PROBLEM STATEMENT:
Only lines that contain the word "footnote" belong in the answer; copy them from the records below.

RECORDS PROVIDED:
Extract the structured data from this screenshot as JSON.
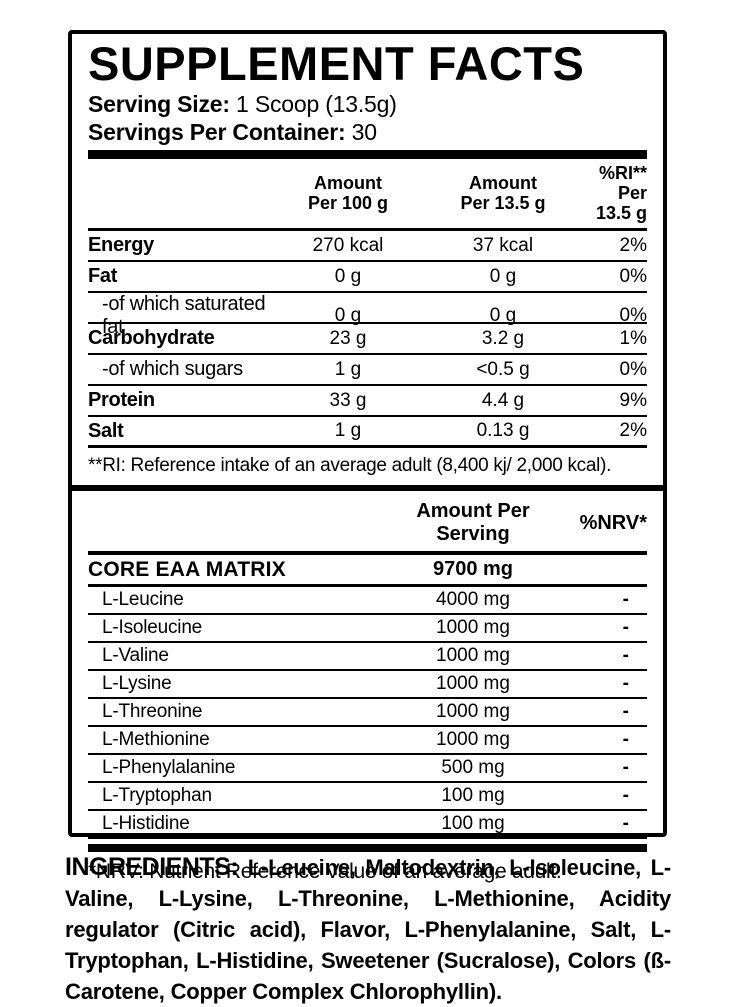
{
  "colors": {
    "text": "#000000",
    "background": "#ffffff"
  },
  "header": {
    "title": "SUPPLEMENT FACTS",
    "serving_size_label": "Serving Size:",
    "serving_size_value": " 1 Scoop (13.5g)",
    "servings_label": "Servings Per Container:",
    "servings_value": " 30"
  },
  "nutrition_table": {
    "columns": {
      "c1_line1": "Amount",
      "c1_line2": "Per 100 g",
      "c2_line1": "Amount",
      "c2_line2": "Per 13.5 g",
      "c3_line1": "%RI**",
      "c3_line2": "Per 13.5 g"
    },
    "rows": [
      {
        "name": "Energy",
        "per100": "270 kcal",
        "per_serving": "37 kcal",
        "ri": "2%"
      },
      {
        "name": "Fat",
        "per100": "0 g",
        "per_serving": "0 g",
        "ri": "0%"
      },
      {
        "name": "-of which saturated fat",
        "per100": "0 g",
        "per_serving": "0 g",
        "ri": "0%"
      },
      {
        "name": "Carbohydrate",
        "per100": "23 g",
        "per_serving": "3.2 g",
        "ri": "1%"
      },
      {
        "name": "-of which sugars",
        "per100": "1 g",
        "per_serving": "<0.5 g",
        "ri": "0%"
      },
      {
        "name": "Protein",
        "per100": "33 g",
        "per_serving": "4.4 g",
        "ri": "9%"
      },
      {
        "name": "Salt",
        "per100": "1 g",
        "per_serving": "0.13 g",
        "ri": "2%"
      }
    ],
    "footnote": "**RI: Reference intake of an average adult (8,400 kj/ 2,000 kcal)."
  },
  "eaa_table": {
    "header": {
      "amount": "Amount Per Serving",
      "nrv": "%NRV*"
    },
    "group": {
      "name": "CORE EAA MATRIX",
      "amount": "9700 mg"
    },
    "rows": [
      {
        "name": "L-Leucine",
        "amount": "4000 mg",
        "nrv": "-"
      },
      {
        "name": "L-Isoleucine",
        "amount": "1000 mg",
        "nrv": "-"
      },
      {
        "name": "L-Valine",
        "amount": "1000 mg",
        "nrv": "-"
      },
      {
        "name": "L-Lysine",
        "amount": "1000 mg",
        "nrv": "-"
      },
      {
        "name": "L-Threonine",
        "amount": "1000 mg",
        "nrv": "-"
      },
      {
        "name": "L-Methionine",
        "amount": "1000 mg",
        "nrv": "-"
      },
      {
        "name": "L-Phenylalanine",
        "amount": "500 mg",
        "nrv": "-"
      },
      {
        "name": "L-Tryptophan",
        "amount": "100 mg",
        "nrv": "-"
      },
      {
        "name": "L-Histidine",
        "amount": "100 mg",
        "nrv": "-"
      }
    ],
    "footnote": "*NRV: Nutrient Reference Value of an average adult."
  },
  "ingredients": {
    "label": "INGREDIENTS:",
    "text": " L-Leucine, Maltodextrin, L-Isoleucine, L-Valine, L-Lysine, L-Threonine, L-Methionine, Acidity regulator (Citric acid), Flavor, L-Phenylalanine, Salt, L-Tryptophan, L-Histidine, Sweetener (Sucralose), Colors (ß-Carotene, Copper Complex Chlorophyllin)."
  }
}
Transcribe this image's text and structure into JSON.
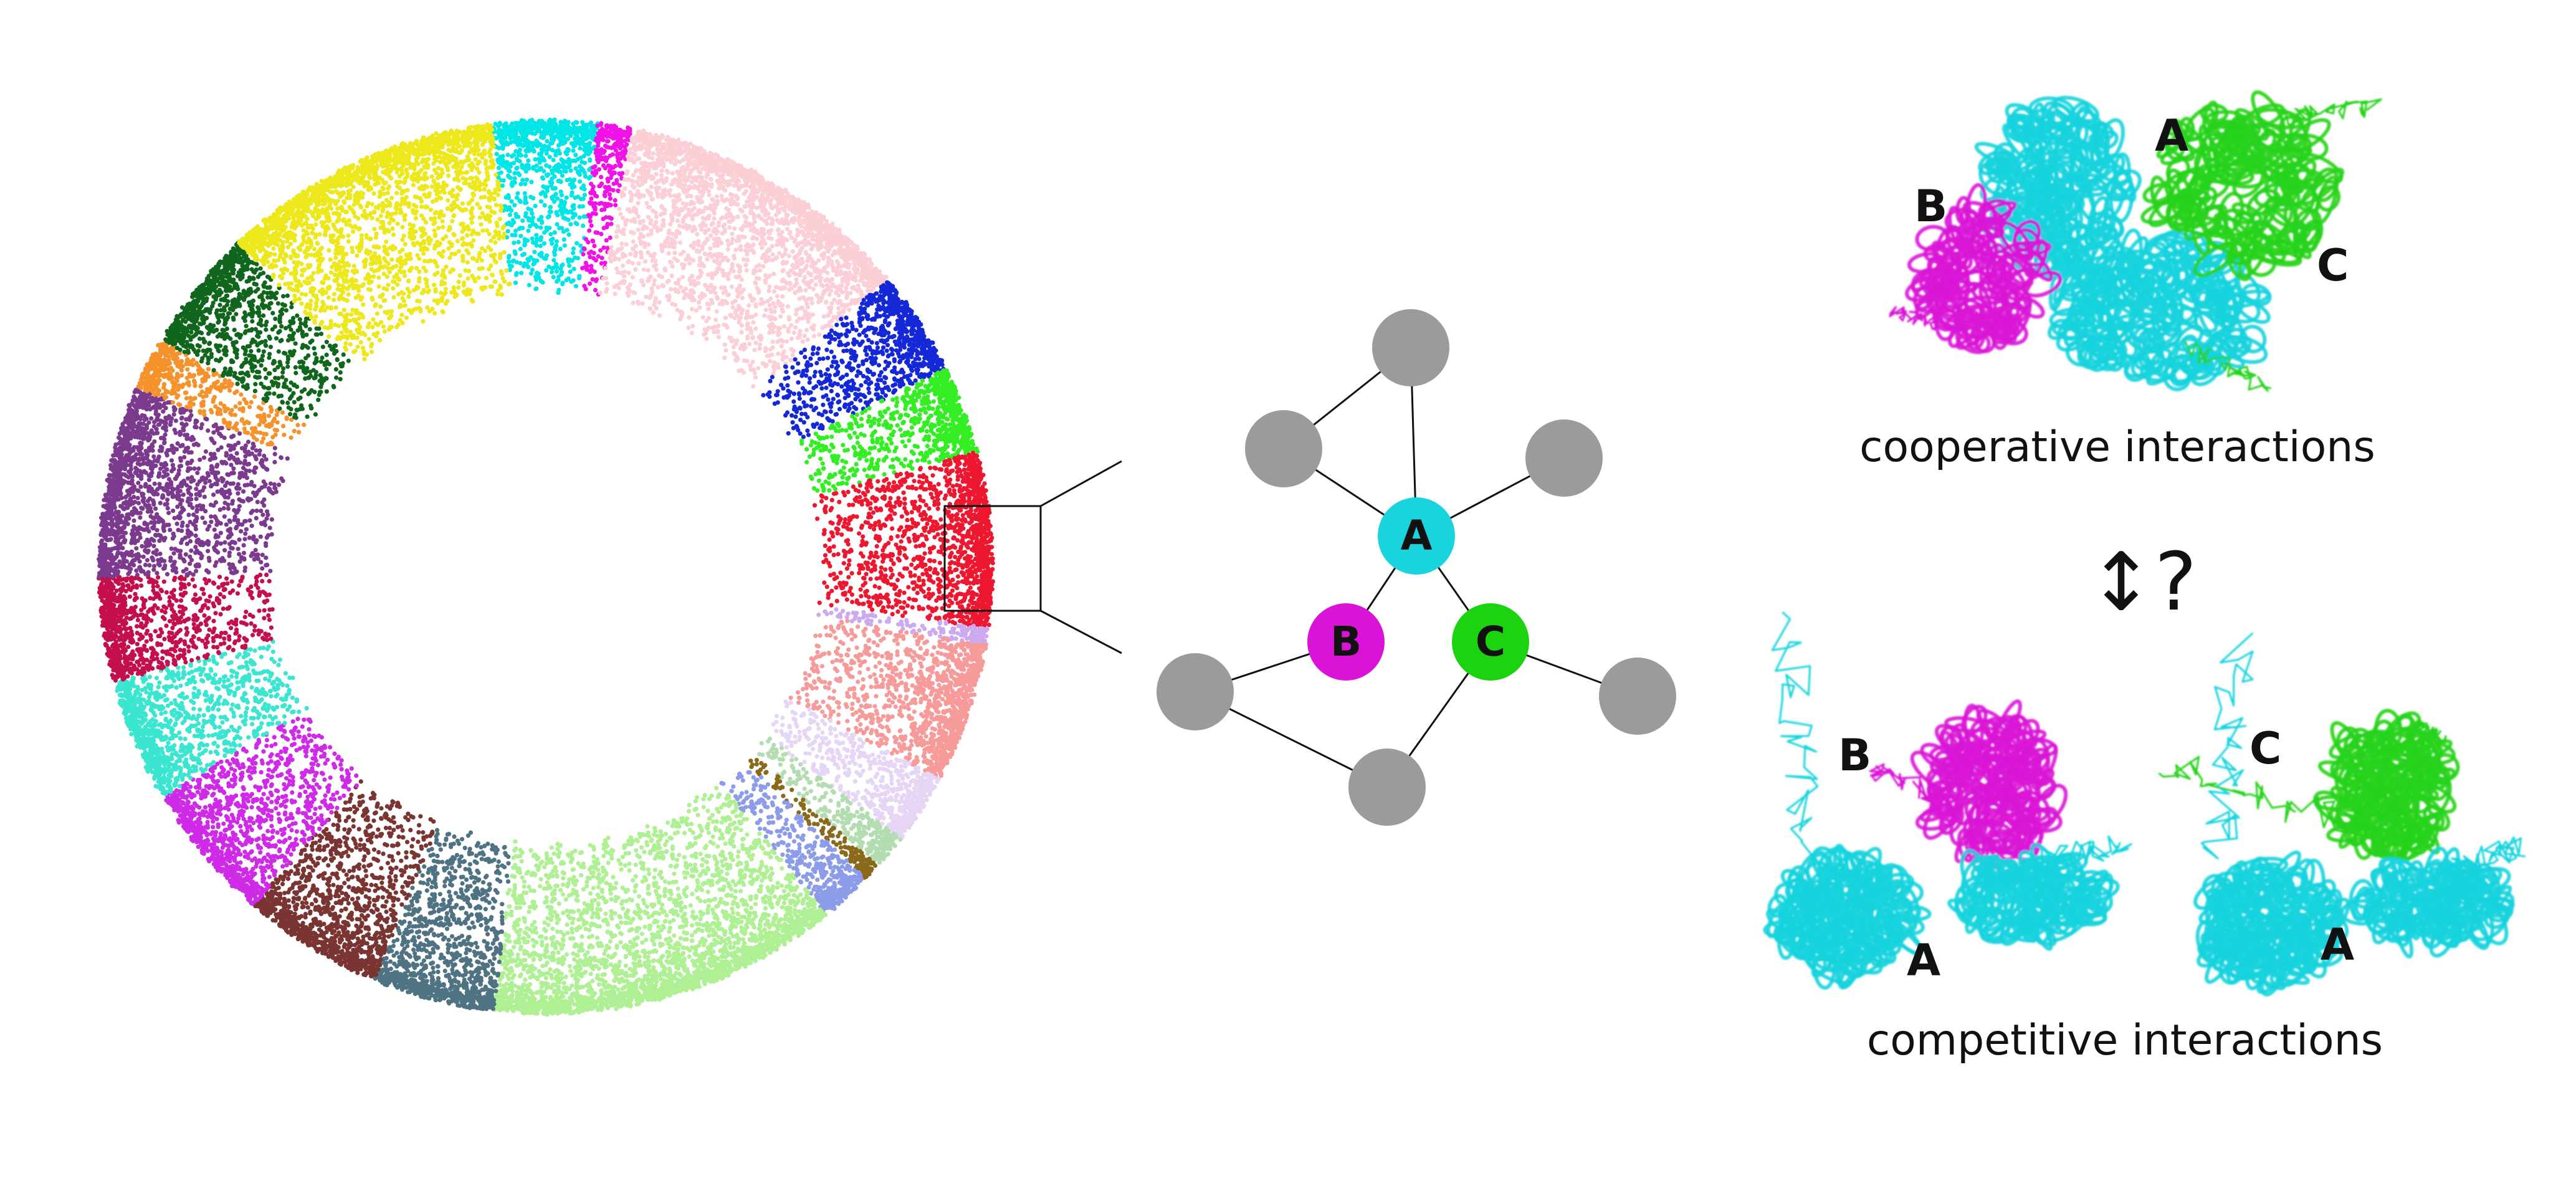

RESPONSE TO THE EXERCISE:
    "footnote": "**RI: Reference intake of an average adult (8,400 kj/ 2,000 kcal)."
    "footnote": "*NRV: Nutrient Reference Value of an average adult."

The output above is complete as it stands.